*WORK TO COMPLETE*: If a line below contains the string "this", return that line.

*INPUT DATA*:
BEGIN

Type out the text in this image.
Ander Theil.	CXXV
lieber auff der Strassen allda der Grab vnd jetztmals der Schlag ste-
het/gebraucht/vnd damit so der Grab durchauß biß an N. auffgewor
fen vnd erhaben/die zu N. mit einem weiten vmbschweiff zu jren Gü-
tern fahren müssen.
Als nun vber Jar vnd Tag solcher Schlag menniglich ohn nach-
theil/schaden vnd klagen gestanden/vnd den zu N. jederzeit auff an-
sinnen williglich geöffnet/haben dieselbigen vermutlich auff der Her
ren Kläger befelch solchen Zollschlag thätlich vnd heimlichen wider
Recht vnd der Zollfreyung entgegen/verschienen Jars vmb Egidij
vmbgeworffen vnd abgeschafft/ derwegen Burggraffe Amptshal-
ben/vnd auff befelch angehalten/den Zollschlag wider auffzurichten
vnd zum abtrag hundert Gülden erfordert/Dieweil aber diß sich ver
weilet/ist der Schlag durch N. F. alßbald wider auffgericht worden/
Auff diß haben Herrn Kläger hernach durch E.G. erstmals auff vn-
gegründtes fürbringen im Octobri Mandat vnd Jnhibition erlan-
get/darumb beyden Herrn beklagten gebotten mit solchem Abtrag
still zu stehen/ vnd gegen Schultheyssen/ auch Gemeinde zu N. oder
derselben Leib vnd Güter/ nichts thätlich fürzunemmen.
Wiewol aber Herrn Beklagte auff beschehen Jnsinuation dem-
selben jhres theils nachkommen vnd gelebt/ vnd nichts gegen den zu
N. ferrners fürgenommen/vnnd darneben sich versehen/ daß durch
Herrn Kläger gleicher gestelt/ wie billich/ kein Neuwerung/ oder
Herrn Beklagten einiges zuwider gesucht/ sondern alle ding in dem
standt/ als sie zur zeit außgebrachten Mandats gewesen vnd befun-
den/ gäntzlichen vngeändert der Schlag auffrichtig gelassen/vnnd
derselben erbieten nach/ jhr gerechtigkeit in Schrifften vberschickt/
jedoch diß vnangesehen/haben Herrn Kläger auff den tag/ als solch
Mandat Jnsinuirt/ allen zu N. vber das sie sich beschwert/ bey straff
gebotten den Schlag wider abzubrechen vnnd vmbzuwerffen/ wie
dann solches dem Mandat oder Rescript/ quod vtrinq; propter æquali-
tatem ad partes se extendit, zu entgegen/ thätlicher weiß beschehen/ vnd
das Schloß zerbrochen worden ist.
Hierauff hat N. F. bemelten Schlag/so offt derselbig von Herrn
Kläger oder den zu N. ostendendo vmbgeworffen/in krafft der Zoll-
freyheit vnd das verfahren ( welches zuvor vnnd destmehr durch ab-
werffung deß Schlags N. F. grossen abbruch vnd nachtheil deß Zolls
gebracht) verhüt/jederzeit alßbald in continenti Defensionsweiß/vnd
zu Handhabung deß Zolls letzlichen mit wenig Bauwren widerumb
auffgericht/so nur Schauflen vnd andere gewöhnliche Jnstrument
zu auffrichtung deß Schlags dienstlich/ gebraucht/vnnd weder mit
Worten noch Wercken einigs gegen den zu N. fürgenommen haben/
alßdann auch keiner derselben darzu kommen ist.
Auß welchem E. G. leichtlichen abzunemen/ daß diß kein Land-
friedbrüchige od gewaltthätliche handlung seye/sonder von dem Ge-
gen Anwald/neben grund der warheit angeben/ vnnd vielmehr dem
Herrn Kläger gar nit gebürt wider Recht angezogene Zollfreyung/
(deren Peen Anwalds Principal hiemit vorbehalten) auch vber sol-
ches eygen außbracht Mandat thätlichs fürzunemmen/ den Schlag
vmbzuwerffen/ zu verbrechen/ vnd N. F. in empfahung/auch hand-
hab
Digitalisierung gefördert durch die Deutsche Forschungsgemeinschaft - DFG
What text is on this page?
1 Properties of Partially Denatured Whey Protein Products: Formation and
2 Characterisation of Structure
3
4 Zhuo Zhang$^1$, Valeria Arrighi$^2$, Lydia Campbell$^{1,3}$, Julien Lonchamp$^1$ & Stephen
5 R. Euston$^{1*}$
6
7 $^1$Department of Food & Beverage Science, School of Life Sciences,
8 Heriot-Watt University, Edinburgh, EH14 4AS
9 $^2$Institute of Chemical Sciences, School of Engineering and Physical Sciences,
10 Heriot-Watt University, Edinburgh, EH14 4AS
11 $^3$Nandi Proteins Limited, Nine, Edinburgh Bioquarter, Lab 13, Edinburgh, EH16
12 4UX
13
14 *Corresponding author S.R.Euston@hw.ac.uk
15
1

END

*REPLY*:
Type out the text in this image.
What text is on this page?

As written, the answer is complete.